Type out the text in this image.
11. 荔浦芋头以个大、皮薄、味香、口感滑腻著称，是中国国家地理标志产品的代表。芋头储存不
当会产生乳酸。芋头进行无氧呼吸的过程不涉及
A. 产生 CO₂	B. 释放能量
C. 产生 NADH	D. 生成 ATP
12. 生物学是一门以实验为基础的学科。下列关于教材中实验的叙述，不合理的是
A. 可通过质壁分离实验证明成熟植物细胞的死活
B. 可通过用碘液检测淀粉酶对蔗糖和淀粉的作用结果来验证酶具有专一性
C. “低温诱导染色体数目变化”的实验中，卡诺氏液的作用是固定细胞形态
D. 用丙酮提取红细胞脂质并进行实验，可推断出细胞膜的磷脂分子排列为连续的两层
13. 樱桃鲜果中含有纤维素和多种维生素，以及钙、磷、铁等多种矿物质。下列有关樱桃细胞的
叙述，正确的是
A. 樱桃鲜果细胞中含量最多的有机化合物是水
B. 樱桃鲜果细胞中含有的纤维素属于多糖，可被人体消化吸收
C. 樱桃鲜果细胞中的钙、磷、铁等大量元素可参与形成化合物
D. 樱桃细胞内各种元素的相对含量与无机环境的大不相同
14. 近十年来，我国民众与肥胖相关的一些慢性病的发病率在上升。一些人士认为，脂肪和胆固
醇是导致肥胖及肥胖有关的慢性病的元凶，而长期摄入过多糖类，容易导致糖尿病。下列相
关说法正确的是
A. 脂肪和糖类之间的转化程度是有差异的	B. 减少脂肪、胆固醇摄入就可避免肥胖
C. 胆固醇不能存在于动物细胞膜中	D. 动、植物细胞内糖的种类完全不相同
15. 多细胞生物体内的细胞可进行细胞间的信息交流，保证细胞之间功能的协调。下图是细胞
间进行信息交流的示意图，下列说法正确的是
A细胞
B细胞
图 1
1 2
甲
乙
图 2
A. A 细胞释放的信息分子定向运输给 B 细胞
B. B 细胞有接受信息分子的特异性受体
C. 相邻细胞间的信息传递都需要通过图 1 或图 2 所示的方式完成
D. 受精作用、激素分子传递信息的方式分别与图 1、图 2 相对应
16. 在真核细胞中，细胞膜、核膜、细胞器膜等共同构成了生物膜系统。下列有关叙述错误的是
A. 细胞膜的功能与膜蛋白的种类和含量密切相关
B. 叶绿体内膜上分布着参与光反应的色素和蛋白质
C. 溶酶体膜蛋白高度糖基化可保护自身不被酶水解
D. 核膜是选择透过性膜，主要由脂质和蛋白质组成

---

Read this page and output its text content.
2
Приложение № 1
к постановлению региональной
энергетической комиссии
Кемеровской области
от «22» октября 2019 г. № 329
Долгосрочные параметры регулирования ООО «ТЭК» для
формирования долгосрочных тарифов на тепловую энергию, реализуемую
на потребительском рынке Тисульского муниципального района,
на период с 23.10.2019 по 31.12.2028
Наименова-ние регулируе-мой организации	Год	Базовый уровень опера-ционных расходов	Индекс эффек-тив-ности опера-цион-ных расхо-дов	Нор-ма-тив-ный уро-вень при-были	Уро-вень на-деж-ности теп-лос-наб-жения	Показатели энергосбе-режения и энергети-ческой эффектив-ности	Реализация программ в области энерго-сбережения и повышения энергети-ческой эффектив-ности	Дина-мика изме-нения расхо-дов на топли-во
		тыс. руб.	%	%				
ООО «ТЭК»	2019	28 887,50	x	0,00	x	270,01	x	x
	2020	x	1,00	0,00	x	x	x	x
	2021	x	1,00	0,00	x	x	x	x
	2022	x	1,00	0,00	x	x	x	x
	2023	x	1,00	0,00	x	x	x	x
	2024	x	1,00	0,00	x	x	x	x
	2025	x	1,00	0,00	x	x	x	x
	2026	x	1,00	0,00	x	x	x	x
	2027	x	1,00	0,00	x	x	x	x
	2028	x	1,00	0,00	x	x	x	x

### WHAT YOU SHOULD DO
Copy out each line that contains the word "this".

### RESPONSE TO THE TASK
Type out the text in this image.
Read this page and output its text content.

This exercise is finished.